● **Work instructions**:
Which lines in the records below contain the word "square"? Copy each of them.

● **Given entries**:
___

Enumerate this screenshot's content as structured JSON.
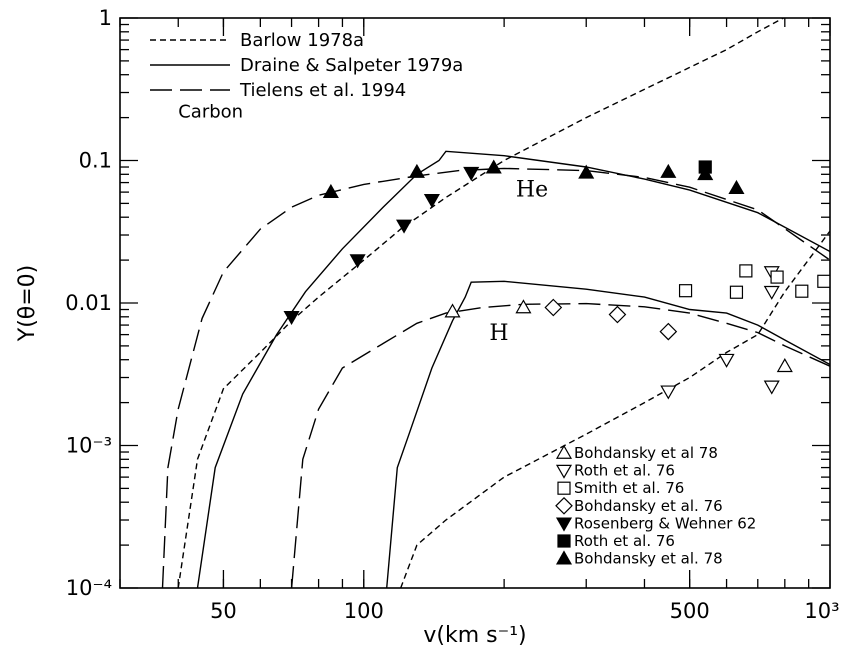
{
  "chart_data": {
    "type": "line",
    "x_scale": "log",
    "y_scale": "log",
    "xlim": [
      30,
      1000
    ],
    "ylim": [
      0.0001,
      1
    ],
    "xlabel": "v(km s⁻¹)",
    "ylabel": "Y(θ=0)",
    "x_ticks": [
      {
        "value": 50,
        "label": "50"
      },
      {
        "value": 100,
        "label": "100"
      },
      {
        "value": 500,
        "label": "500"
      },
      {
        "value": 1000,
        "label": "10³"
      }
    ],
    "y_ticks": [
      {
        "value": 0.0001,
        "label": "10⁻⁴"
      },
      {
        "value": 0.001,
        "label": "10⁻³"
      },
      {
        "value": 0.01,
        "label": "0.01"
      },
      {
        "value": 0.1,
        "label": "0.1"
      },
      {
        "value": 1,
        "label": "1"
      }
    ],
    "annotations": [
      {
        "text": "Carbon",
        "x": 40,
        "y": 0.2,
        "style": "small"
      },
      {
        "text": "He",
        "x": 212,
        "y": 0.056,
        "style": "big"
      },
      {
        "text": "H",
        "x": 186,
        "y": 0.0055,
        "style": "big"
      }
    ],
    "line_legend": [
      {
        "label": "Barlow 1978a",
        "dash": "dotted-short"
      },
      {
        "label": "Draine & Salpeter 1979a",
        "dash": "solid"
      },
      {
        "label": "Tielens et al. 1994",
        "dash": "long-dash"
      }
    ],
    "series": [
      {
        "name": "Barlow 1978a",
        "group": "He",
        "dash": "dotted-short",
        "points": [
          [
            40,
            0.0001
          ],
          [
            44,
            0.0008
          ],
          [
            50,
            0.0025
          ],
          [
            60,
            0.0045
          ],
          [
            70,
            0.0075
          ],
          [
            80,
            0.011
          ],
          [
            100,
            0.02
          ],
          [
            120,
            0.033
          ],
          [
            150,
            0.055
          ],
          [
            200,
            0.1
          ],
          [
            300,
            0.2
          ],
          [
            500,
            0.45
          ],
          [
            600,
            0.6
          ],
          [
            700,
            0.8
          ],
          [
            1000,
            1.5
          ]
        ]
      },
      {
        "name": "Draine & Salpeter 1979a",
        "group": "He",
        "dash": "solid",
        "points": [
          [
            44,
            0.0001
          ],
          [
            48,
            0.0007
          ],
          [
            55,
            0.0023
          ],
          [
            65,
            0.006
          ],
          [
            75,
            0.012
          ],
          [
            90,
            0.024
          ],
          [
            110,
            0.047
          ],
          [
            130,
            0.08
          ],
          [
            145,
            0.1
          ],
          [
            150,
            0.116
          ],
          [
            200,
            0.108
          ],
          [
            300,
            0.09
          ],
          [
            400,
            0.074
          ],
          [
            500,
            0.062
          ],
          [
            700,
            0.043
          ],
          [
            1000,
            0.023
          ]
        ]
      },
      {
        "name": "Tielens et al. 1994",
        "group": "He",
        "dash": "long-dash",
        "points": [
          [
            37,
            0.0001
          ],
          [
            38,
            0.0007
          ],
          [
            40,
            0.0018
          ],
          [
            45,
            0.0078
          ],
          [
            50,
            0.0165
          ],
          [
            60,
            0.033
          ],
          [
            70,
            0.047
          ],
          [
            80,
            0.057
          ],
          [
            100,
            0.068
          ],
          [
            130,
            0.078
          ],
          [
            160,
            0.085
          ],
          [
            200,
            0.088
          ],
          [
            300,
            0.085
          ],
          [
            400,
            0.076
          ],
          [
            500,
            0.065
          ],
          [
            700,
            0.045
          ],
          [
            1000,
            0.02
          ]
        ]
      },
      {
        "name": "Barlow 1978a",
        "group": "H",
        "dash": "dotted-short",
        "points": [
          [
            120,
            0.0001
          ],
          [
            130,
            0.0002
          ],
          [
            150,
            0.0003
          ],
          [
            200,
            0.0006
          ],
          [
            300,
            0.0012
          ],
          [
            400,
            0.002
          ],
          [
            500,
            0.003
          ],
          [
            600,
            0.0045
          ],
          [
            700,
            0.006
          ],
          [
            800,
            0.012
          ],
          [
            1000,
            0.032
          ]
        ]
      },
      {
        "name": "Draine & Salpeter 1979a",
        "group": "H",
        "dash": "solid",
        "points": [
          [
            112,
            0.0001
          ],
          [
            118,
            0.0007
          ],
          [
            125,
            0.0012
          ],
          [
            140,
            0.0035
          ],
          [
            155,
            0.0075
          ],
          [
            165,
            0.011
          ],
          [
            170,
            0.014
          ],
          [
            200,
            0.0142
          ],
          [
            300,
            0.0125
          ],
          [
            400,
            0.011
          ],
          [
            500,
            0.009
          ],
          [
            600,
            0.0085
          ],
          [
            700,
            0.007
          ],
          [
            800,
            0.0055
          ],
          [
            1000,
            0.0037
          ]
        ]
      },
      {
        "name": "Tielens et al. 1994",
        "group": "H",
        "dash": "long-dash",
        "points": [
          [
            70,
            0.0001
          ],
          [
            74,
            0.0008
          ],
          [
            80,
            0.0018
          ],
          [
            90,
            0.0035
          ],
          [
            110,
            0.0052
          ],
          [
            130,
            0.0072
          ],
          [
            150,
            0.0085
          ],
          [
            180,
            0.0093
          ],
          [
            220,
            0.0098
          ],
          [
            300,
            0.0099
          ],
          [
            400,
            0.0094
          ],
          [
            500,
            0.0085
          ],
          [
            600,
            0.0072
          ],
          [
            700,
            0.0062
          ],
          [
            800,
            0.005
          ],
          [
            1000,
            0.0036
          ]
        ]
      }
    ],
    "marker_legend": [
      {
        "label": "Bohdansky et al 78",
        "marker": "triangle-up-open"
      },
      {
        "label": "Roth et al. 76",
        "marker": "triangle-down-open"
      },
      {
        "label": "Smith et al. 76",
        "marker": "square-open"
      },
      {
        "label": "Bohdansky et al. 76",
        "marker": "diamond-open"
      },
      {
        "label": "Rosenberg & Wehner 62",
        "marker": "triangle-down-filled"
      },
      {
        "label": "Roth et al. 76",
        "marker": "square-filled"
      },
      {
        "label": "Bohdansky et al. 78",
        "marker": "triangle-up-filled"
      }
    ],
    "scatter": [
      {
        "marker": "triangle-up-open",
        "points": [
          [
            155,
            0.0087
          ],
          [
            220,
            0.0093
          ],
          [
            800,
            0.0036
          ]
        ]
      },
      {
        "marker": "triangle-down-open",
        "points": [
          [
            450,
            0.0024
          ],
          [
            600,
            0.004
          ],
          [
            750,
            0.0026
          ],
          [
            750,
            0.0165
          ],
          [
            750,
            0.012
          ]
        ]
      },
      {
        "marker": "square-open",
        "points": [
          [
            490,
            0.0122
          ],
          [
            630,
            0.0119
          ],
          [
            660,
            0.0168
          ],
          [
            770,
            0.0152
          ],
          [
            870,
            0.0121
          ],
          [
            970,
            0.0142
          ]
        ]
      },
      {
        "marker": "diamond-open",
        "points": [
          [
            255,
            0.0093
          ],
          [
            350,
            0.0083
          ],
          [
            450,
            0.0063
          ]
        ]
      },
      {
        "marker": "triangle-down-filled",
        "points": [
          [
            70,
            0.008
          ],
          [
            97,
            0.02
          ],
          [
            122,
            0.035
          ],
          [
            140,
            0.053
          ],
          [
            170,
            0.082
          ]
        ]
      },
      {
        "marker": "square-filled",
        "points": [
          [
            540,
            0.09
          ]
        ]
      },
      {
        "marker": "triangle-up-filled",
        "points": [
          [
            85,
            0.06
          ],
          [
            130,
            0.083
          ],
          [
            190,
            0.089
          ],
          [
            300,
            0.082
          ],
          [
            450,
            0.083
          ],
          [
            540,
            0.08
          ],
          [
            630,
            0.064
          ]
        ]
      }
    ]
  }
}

___

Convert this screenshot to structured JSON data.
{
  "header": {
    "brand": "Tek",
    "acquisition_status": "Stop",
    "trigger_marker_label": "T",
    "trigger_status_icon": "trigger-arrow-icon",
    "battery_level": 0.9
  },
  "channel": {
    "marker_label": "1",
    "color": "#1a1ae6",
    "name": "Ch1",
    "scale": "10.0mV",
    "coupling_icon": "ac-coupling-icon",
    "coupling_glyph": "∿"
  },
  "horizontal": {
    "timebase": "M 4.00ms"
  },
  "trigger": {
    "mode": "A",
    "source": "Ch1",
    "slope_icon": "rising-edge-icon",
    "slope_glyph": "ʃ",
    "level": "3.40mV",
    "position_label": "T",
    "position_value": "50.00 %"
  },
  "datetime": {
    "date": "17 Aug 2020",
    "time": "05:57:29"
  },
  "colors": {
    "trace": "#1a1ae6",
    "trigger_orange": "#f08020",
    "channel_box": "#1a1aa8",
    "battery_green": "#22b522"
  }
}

___

● **Solution**:
        "marker": "square-open"
        "marker": "square-filled"
        "marker": "square-open",
        "marker": "square-filled",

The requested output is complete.